__WHAT YOU ARE ASKED TO DO__: Find how many lines hold the word "table" and give that number only.

━━━ DATA TO PROCESS ━━━

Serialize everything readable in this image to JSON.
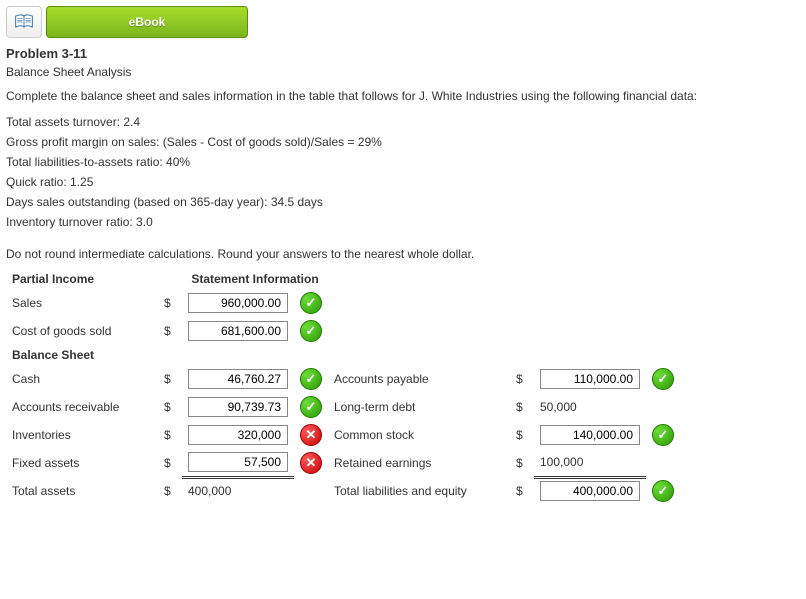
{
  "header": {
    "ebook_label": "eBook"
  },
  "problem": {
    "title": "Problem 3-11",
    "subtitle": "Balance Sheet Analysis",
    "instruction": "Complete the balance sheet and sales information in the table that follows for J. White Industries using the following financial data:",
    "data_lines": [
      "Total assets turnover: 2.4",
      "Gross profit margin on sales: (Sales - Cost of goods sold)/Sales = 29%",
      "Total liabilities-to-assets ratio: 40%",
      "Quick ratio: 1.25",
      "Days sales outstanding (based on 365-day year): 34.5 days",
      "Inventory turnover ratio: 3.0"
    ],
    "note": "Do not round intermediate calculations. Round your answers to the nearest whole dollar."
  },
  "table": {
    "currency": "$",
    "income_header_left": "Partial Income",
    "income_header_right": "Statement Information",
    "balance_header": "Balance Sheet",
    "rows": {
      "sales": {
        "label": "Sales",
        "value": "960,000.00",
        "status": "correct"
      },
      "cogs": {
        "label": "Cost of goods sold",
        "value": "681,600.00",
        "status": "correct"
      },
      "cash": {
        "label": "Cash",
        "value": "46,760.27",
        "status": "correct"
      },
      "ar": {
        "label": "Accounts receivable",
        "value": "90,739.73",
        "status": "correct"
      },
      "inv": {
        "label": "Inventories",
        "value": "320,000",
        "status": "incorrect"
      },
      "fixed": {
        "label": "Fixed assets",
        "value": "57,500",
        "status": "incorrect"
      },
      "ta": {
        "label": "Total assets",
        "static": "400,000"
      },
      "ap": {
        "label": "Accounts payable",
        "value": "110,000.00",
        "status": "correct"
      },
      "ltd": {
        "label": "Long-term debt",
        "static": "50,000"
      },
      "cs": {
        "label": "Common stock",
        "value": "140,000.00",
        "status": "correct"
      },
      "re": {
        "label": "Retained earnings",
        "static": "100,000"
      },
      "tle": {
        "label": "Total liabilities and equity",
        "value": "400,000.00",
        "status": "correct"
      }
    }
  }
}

━━━

__ANSWER__: 2